[REQUEST] The records below must be copied in full; omit the images.

### INFORMATION PROVIDED ###

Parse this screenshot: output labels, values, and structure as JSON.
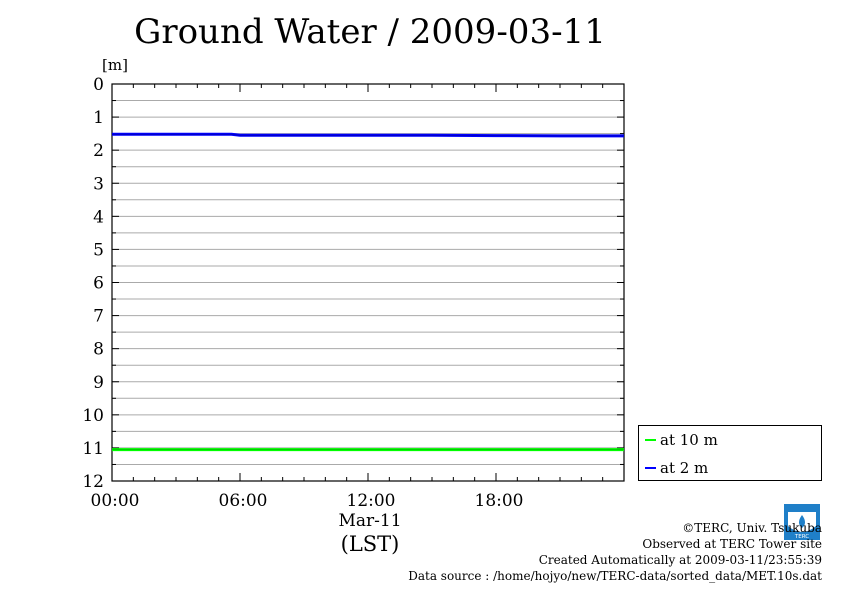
{
  "title": "Ground Water / 2009-03-11",
  "unit_label": "[m]",
  "x_date_label": "Mar-11",
  "x_tz_label": "(LST)",
  "credits": {
    "copyright": "©TERC, Univ. Tsukuba",
    "observed": "Observed at TERC Tower site",
    "created": "Created Automatically at 2009-03-11/23:55:39",
    "source": "Data source : /home/hojyo/new/TERC-data/sorted_data/MET.10s.dat"
  },
  "logo_text": "TERC",
  "colors": {
    "at_10m": "#00ff00",
    "at_2m": "#0000ff",
    "grid": "#aaaaaa"
  },
  "chart_data": {
    "type": "line",
    "title": "Ground Water / 2009-03-11",
    "ylabel": "[m]",
    "xlabel": "Mar-11 (LST)",
    "ylim": [
      0,
      12
    ],
    "y_inverted": true,
    "xlim": [
      0,
      24
    ],
    "x_ticks": [
      0,
      6,
      12,
      18
    ],
    "x_tick_labels": [
      "00:00",
      "06:00",
      "12:00",
      "18:00"
    ],
    "y_ticks": [
      0,
      1,
      2,
      3,
      4,
      5,
      6,
      7,
      8,
      9,
      10,
      11,
      12
    ],
    "grid": true,
    "legend_position": "bottom-right outside",
    "series": [
      {
        "name": "at 10 m",
        "color": "#00ff00",
        "x": [
          0,
          3,
          6,
          9,
          12,
          15,
          18,
          21,
          24
        ],
        "values": [
          11.05,
          11.05,
          11.05,
          11.05,
          11.05,
          11.05,
          11.05,
          11.05,
          11.05
        ]
      },
      {
        "name": "at 2 m",
        "color": "#0000ff",
        "x": [
          0,
          3,
          5.6,
          6,
          9,
          12,
          15,
          18,
          21,
          24
        ],
        "values": [
          1.52,
          1.52,
          1.52,
          1.55,
          1.55,
          1.55,
          1.55,
          1.56,
          1.57,
          1.57
        ]
      }
    ]
  }
}
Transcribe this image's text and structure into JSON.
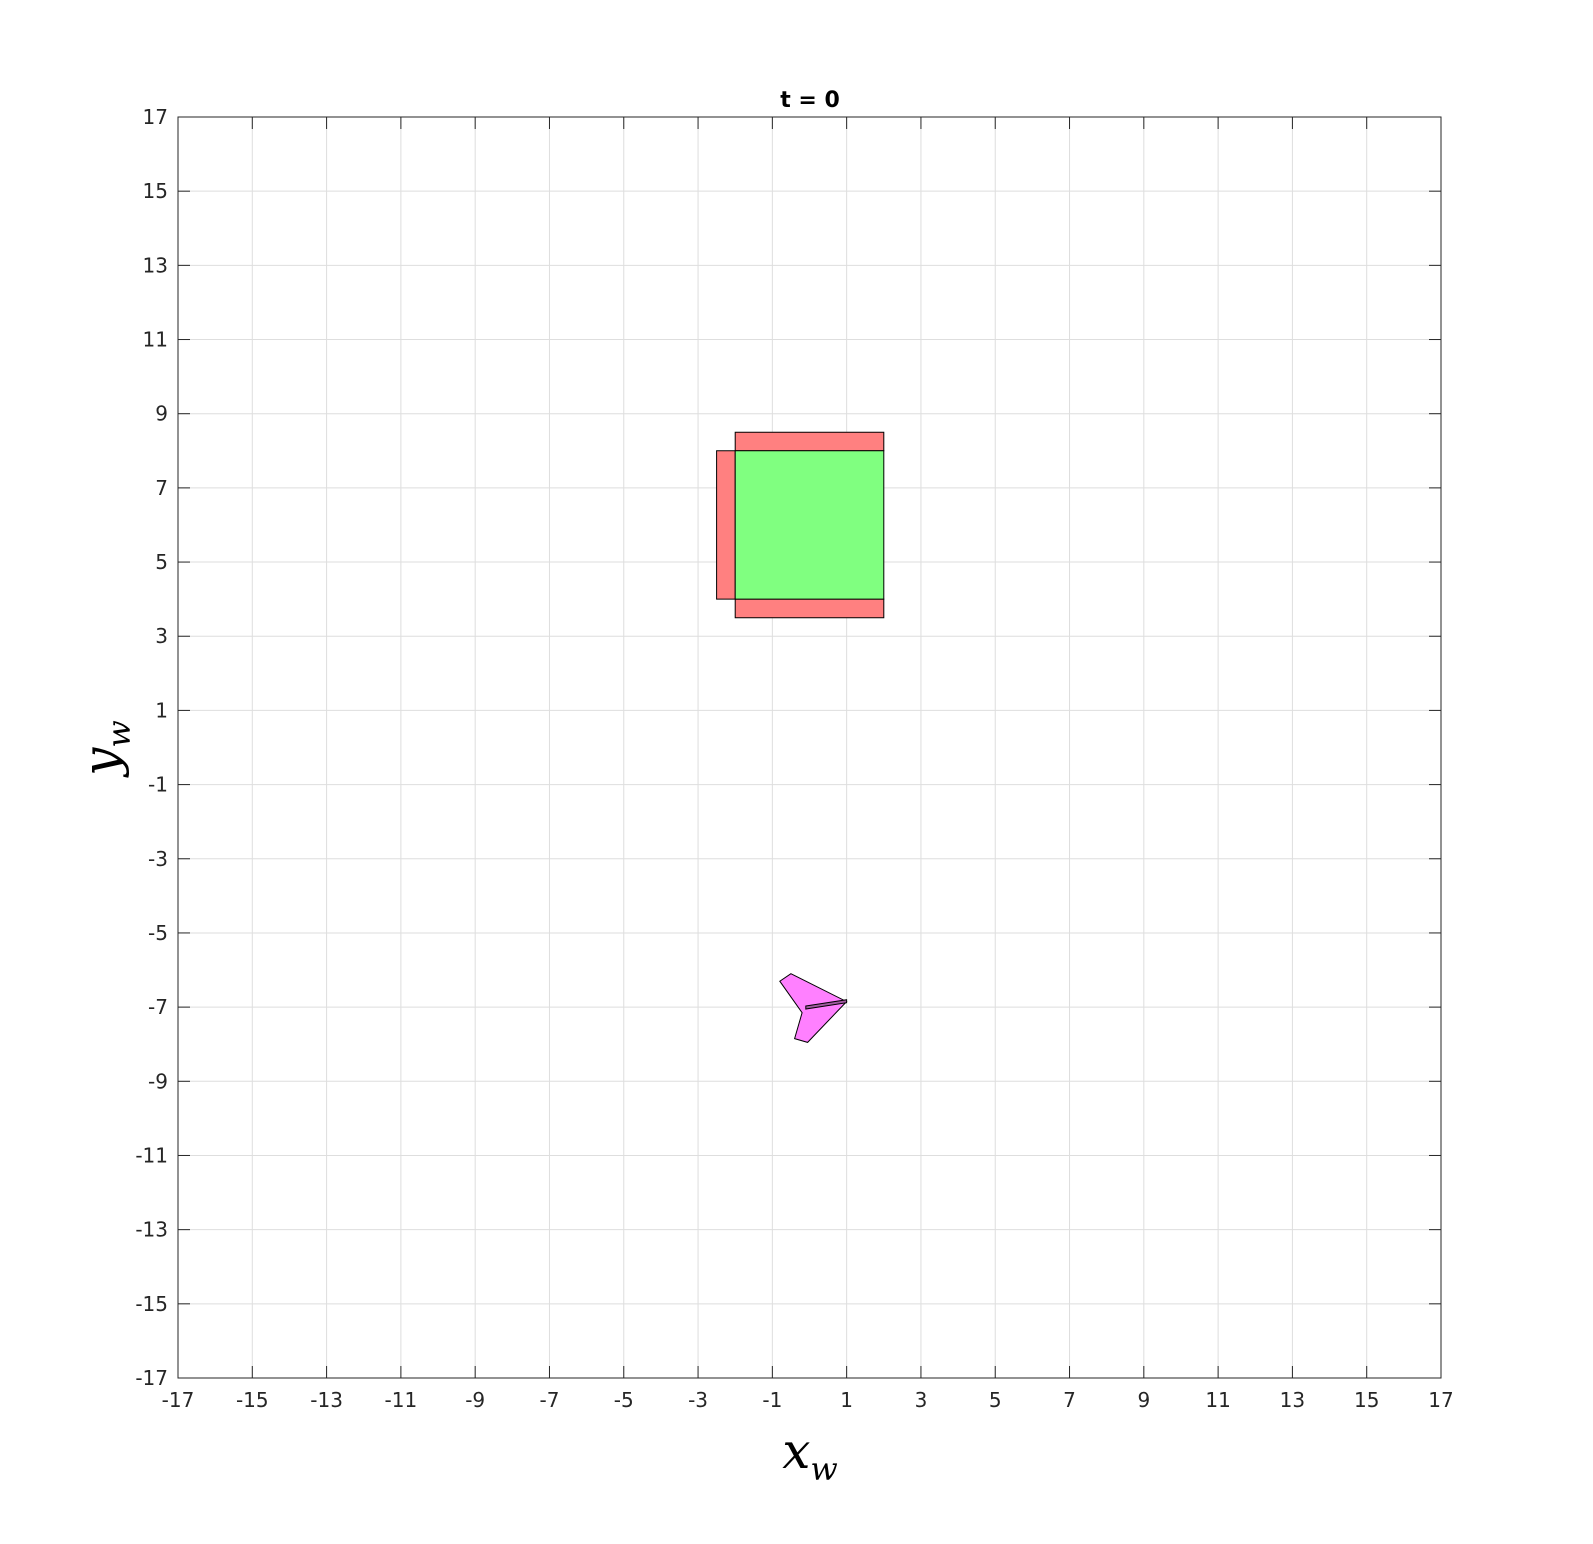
{
  "chart_data": {
    "type": "scatter",
    "title": "t = 0",
    "xlabel": {
      "main": "x",
      "sub": "w"
    },
    "ylabel": {
      "main": "y",
      "sub": "w"
    },
    "xlim": [
      -17,
      17
    ],
    "ylim": [
      -17,
      17
    ],
    "xticks": [
      -17,
      -15,
      -13,
      -11,
      -9,
      -7,
      -5,
      -3,
      -1,
      1,
      3,
      5,
      7,
      9,
      11,
      13,
      15,
      17
    ],
    "yticks": [
      -17,
      -15,
      -13,
      -11,
      -9,
      -7,
      -5,
      -3,
      -1,
      1,
      3,
      5,
      7,
      9,
      11,
      13,
      15,
      17
    ],
    "xtick_labels": [
      "-17",
      "-15",
      "-13",
      "-11",
      "-9",
      "-7",
      "-5",
      "-3",
      "-1",
      "1",
      "3",
      "5",
      "7",
      "9",
      "11",
      "13",
      "15",
      "17"
    ],
    "ytick_labels": [
      "-17",
      "-15",
      "-13",
      "-11",
      "-9",
      "-7",
      "-5",
      "-3",
      "-1",
      "1",
      "3",
      "5",
      "7",
      "9",
      "11",
      "13",
      "15",
      "17"
    ],
    "grid": true,
    "shapes": [
      {
        "name": "red-block-top",
        "color": "#ff8080",
        "points": [
          [
            -2,
            8
          ],
          [
            2,
            8
          ],
          [
            2,
            8.5
          ],
          [
            -2,
            8.5
          ]
        ]
      },
      {
        "name": "red-block-bottom",
        "color": "#ff8080",
        "points": [
          [
            -2,
            3.5
          ],
          [
            2,
            3.5
          ],
          [
            2,
            4
          ],
          [
            -2,
            4
          ]
        ]
      },
      {
        "name": "red-block-left",
        "color": "#ff8080",
        "points": [
          [
            -2.5,
            4
          ],
          [
            -2,
            4
          ],
          [
            -2,
            8
          ],
          [
            -2.5,
            8
          ]
        ]
      },
      {
        "name": "green-block",
        "color": "#80ff80",
        "points": [
          [
            -2,
            4
          ],
          [
            2,
            4
          ],
          [
            2,
            8
          ],
          [
            -2,
            8
          ]
        ]
      },
      {
        "name": "vehicle-body",
        "color": "#ff80ff",
        "points": [
          [
            -0.5,
            -6.1
          ],
          [
            1,
            -6.85
          ],
          [
            -0.05,
            -7.95
          ],
          [
            -0.4,
            -7.85
          ],
          [
            -0.2,
            -7.15
          ],
          [
            -0.8,
            -6.3
          ]
        ]
      },
      {
        "name": "vehicle-heading-bar",
        "color": "#a05aa0",
        "points": [
          [
            -0.1,
            -6.97
          ],
          [
            1.0,
            -6.8
          ],
          [
            1.0,
            -6.88
          ],
          [
            -0.1,
            -7.05
          ]
        ]
      }
    ]
  }
}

###

[FINAL RESULT]
Parse this screenshot: output labels, values, and structure as JSON.
{
  "title": "Ground Water / 2009-03-11",
  "unit_label": "[m]",
  "x_date_label": "Mar-11",
  "x_tz_label": "(LST)",
  "credits": {
    "copyright": "©TERC, Univ. Tsukuba",
    "observed": "Observed at TERC Tower site",
    "created": "Created Automatically at 2009-03-11/23:55:39",
    "source": "Data source : /home/hojyo/new/TERC-data/sorted_data/MET.10s.dat"
  },
  "logo_text": "TERC",
  "colors": {
    "at_10m": "#00ff00",
    "at_2m": "#0000ff",
    "grid": "#aaaaaa"
  },
  "chart_data": {
    "type": "line",
    "title": "Ground Water / 2009-03-11",
    "ylabel": "[m]",
    "xlabel": "Mar-11 (LST)",
    "ylim": [
      0,
      12
    ],
    "y_inverted": true,
    "xlim": [
      0,
      24
    ],
    "x_ticks": [
      0,
      6,
      12,
      18
    ],
    "x_tick_labels": [
      "00:00",
      "06:00",
      "12:00",
      "18:00"
    ],
    "y_ticks": [
      0,
      1,
      2,
      3,
      4,
      5,
      6,
      7,
      8,
      9,
      10,
      11,
      12
    ],
    "grid": true,
    "legend_position": "bottom-right outside",
    "series": [
      {
        "name": "at 10 m",
        "color": "#00ff00",
        "x": [
          0,
          3,
          6,
          9,
          12,
          15,
          18,
          21,
          24
        ],
        "values": [
          11.05,
          11.05,
          11.05,
          11.05,
          11.05,
          11.05,
          11.05,
          11.05,
          11.05
        ]
      },
      {
        "name": "at 2 m",
        "color": "#0000ff",
        "x": [
          0,
          3,
          5.6,
          6,
          9,
          12,
          15,
          18,
          21,
          24
        ],
        "values": [
          1.52,
          1.52,
          1.52,
          1.55,
          1.55,
          1.55,
          1.55,
          1.56,
          1.57,
          1.57
        ]
      }
    ]
  }
}
Transcribe this image's text and structure into JSON.
{
  "chart_data": {
    "type": "scatter",
    "title": "t = 0",
    "xlabel": {
      "main": "x",
      "sub": "w"
    },
    "ylabel": {
      "main": "y",
      "sub": "w"
    },
    "xlim": [
      -17,
      17
    ],
    "ylim": [
      -17,
      17
    ],
    "xticks": [
      -17,
      -15,
      -13,
      -11,
      -9,
      -7,
      -5,
      -3,
      -1,
      1,
      3,
      5,
      7,
      9,
      11,
      13,
      15,
      17
    ],
    "yticks": [
      -17,
      -15,
      -13,
      -11,
      -9,
      -7,
      -5,
      -3,
      -1,
      1,
      3,
      5,
      7,
      9,
      11,
      13,
      15,
      17
    ],
    "xtick_labels": [
      "-17",
      "-15",
      "-13",
      "-11",
      "-9",
      "-7",
      "-5",
      "-3",
      "-1",
      "1",
      "3",
      "5",
      "7",
      "9",
      "11",
      "13",
      "15",
      "17"
    ],
    "ytick_labels": [
      "-17",
      "-15",
      "-13",
      "-11",
      "-9",
      "-7",
      "-5",
      "-3",
      "-1",
      "1",
      "3",
      "5",
      "7",
      "9",
      "11",
      "13",
      "15",
      "17"
    ],
    "grid": true,
    "shapes": [
      {
        "name": "red-block-top",
        "color": "#ff8080",
        "points": [
          [
            -2,
            8
          ],
          [
            2,
            8
          ],
          [
            2,
            8.5
          ],
          [
            -2,
            8.5
          ]
        ]
      },
      {
        "name": "red-block-bottom",
        "color": "#ff8080",
        "points": [
          [
            -2,
            3.5
          ],
          [
            2,
            3.5
          ],
          [
            2,
            4
          ],
          [
            -2,
            4
          ]
        ]
      },
      {
        "name": "red-block-left",
        "color": "#ff8080",
        "points": [
          [
            -2.5,
            4
          ],
          [
            -2,
            4
          ],
          [
            -2,
            8
          ],
          [
            -2.5,
            8
          ]
        ]
      },
      {
        "name": "green-block",
        "color": "#80ff80",
        "points": [
          [
            -2,
            4
          ],
          [
            2,
            4
          ],
          [
            2,
            8
          ],
          [
            -2,
            8
          ]
        ]
      },
      {
        "name": "vehicle-body",
        "color": "#ff80ff",
        "points": [
          [
            -0.5,
            -6.1
          ],
          [
            1,
            -6.85
          ],
          [
            -0.05,
            -7.95
          ],
          [
            -0.4,
            -7.85
          ],
          [
            -0.2,
            -7.15
          ],
          [
            -0.8,
            -6.3
          ]
        ]
      },
      {
        "name": "vehicle-heading-bar",
        "color": "#a05aa0",
        "points": [
          [
            -0.1,
            -6.97
          ],
          [
            1.0,
            -6.8
          ],
          [
            1.0,
            -6.88
          ],
          [
            -0.1,
            -7.05
          ]
        ]
      }
    ]
  }
}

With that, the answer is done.